◆ DATA FOR THIS TASK

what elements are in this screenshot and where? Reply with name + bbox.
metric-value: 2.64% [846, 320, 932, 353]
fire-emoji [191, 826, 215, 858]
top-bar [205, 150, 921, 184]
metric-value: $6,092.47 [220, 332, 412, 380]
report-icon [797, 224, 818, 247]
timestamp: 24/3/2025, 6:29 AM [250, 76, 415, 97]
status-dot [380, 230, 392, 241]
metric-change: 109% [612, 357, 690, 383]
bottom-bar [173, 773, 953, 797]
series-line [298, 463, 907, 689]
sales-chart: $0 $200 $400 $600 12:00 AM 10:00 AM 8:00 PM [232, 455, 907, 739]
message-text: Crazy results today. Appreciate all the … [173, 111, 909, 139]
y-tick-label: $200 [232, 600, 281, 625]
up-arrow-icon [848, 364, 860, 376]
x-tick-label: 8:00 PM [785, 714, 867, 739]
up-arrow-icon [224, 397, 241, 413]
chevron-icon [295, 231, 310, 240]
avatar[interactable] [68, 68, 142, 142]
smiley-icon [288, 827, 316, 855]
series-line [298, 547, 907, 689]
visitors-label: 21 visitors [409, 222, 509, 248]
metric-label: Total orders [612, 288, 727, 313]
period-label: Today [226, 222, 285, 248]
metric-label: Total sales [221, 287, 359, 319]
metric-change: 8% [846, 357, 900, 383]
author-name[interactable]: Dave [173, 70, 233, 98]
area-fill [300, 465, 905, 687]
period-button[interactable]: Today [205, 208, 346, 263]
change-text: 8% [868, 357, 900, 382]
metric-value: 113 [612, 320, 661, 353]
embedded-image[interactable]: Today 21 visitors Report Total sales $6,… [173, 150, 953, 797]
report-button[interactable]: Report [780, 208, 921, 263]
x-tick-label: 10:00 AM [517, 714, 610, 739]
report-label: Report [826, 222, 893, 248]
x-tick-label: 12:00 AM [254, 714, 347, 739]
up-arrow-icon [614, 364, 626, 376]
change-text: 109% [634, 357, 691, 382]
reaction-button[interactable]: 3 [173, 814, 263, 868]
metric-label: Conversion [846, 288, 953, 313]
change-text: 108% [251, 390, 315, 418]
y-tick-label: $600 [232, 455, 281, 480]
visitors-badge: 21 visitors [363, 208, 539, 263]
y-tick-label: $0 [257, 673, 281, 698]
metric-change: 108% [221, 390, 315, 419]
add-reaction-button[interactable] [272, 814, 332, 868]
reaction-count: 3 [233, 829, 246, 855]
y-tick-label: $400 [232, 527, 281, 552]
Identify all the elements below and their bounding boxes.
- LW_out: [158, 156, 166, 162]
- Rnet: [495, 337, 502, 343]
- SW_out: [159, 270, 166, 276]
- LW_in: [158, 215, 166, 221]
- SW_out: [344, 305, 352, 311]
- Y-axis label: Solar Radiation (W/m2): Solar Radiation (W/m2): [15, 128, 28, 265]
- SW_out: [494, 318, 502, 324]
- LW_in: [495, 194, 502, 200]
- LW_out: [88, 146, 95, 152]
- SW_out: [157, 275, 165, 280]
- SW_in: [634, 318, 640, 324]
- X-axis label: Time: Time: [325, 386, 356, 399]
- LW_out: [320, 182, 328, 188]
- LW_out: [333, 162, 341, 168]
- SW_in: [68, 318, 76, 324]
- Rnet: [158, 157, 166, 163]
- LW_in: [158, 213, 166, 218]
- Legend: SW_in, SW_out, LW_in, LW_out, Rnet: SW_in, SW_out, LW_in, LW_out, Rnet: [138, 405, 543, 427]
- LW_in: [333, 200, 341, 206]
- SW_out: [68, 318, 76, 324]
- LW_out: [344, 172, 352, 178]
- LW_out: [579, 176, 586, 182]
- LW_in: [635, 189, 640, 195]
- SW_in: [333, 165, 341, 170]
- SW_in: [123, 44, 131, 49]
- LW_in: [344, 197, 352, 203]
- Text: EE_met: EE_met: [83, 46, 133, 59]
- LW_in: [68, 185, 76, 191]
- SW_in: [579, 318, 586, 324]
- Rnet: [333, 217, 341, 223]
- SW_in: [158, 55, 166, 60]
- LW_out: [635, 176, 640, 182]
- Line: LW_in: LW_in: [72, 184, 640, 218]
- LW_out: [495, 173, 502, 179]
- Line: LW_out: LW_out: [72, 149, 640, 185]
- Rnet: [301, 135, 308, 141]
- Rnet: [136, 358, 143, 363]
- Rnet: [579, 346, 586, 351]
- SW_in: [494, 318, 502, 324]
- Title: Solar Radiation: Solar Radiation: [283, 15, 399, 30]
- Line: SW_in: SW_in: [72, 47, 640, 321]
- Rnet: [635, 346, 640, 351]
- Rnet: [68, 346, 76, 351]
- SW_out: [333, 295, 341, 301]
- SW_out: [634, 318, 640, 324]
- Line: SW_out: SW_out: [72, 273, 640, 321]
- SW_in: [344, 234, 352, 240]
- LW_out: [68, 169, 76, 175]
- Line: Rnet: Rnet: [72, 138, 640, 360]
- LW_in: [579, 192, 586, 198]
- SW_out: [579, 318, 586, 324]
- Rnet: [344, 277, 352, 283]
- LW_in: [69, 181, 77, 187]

◆ WRITTEN INSTRUCTION
Rewrite all the records above with every "up-arrow-icon" swapped for "increase-icon", changing nothing else.

◆ RESPONSE TO THIS TASK
what elements are in this screenshot and where? Reply with name + bbox.
metric-value: 2.64% [846, 320, 932, 353]
fire-emoji [191, 826, 215, 858]
top-bar [205, 150, 921, 184]
metric-value: $6,092.47 [220, 332, 412, 380]
report-icon [797, 224, 818, 247]
timestamp: 24/3/2025, 6:29 AM [250, 76, 415, 97]
status-dot [380, 230, 392, 241]
metric-change: 109% [612, 357, 690, 383]
bottom-bar [173, 773, 953, 797]
series-line [298, 463, 907, 689]
sales-chart: $0 $200 $400 $600 12:00 AM 10:00 AM 8:00 PM [232, 455, 907, 739]
message-text: Crazy results today. Appreciate all the … [173, 111, 909, 139]
y-tick-label: $200 [232, 600, 281, 625]
increase-icon [848, 364, 860, 376]
x-tick-label: 8:00 PM [785, 714, 867, 739]
increase-icon [224, 397, 241, 413]
chevron-icon [295, 231, 310, 240]
avatar[interactable] [68, 68, 142, 142]
smiley-icon [288, 827, 316, 855]
series-line [298, 547, 907, 689]
visitors-label: 21 visitors [409, 222, 509, 248]
metric-label: Total orders [612, 288, 727, 313]
period-label: Today [226, 222, 285, 248]
metric-label: Total sales [221, 287, 359, 319]
metric-change: 8% [846, 357, 900, 383]
author-name[interactable]: Dave [173, 70, 233, 98]
area-fill [300, 465, 905, 687]
period-button[interactable]: Today [205, 208, 346, 263]
change-text: 8% [868, 357, 900, 382]
metric-value: 113 [612, 320, 661, 353]
embedded-image[interactable]: Today 21 visitors Report Total sales $6,… [173, 150, 953, 797]
report-button[interactable]: Report [780, 208, 921, 263]
x-tick-label: 10:00 AM [517, 714, 610, 739]
report-label: Report [826, 222, 893, 248]
x-tick-label: 12:00 AM [254, 714, 347, 739]
increase-icon [614, 364, 626, 376]
change-text: 109% [634, 357, 691, 382]
reaction-button[interactable]: 3 [173, 814, 263, 868]
metric-label: Conversion [846, 288, 953, 313]
change-text: 108% [251, 390, 315, 418]
y-tick-label: $600 [232, 455, 281, 480]
visitors-badge: 21 visitors [363, 208, 539, 263]
y-tick-label: $0 [257, 673, 281, 698]
metric-change: 108% [221, 390, 315, 419]
add-reaction-button[interactable] [272, 814, 332, 868]
reaction-count: 3 [233, 829, 246, 855]
y-tick-label: $400 [232, 527, 281, 552]
Identify all the elements below and their bounding boxes.
- LW_out: [158, 156, 166, 162]
- Rnet: [495, 337, 502, 343]
- SW_out: [159, 270, 166, 276]
- LW_in: [158, 215, 166, 221]
- SW_out: [344, 305, 352, 311]
- Y-axis label: Solar Radiation (W/m2): Solar Radiation (W/m2): [15, 128, 28, 265]
- SW_out: [494, 318, 502, 324]
- LW_in: [495, 194, 502, 200]
- LW_out: [88, 146, 95, 152]
- SW_out: [157, 275, 165, 280]
- SW_in: [634, 318, 640, 324]
- X-axis label: Time: Time: [325, 386, 356, 399]
- LW_out: [320, 182, 328, 188]
- LW_out: [333, 162, 341, 168]
- SW_in: [68, 318, 76, 324]
- Rnet: [158, 157, 166, 163]
- LW_in: [158, 213, 166, 218]
- Legend: SW_in, SW_out, LW_in, LW_out, Rnet: SW_in, SW_out, LW_in, LW_out, Rnet: [138, 405, 543, 427]
- LW_in: [333, 200, 341, 206]
- SW_out: [68, 318, 76, 324]
- LW_out: [344, 172, 352, 178]
- LW_out: [579, 176, 586, 182]
- LW_in: [635, 189, 640, 195]
- SW_in: [333, 165, 341, 170]
- SW_in: [123, 44, 131, 49]
- LW_in: [344, 197, 352, 203]
- Text: EE_met: EE_met: [83, 46, 133, 59]
- LW_in: [68, 185, 76, 191]
- SW_in: [579, 318, 586, 324]
- Rnet: [333, 217, 341, 223]
- SW_in: [158, 55, 166, 60]
- LW_out: [635, 176, 640, 182]
- Line: LW_in: LW_in: [72, 184, 640, 218]
- LW_out: [495, 173, 502, 179]
- Line: LW_out: LW_out: [72, 149, 640, 185]
- Rnet: [301, 135, 308, 141]
- Rnet: [136, 358, 143, 363]
- Rnet: [579, 346, 586, 351]
- SW_in: [494, 318, 502, 324]
- Title: Solar Radiation: Solar Radiation: [283, 15, 399, 30]
- Line: SW_in: SW_in: [72, 47, 640, 321]
- Rnet: [635, 346, 640, 351]
- Rnet: [68, 346, 76, 351]
- SW_out: [333, 295, 341, 301]
- SW_out: [634, 318, 640, 324]
- Line: SW_out: SW_out: [72, 273, 640, 321]
- SW_in: [344, 234, 352, 240]
- LW_out: [68, 169, 76, 175]
- Line: Rnet: Rnet: [72, 138, 640, 360]
- LW_in: [579, 192, 586, 198]
- SW_out: [579, 318, 586, 324]
- Rnet: [344, 277, 352, 283]
- LW_in: [69, 181, 77, 187]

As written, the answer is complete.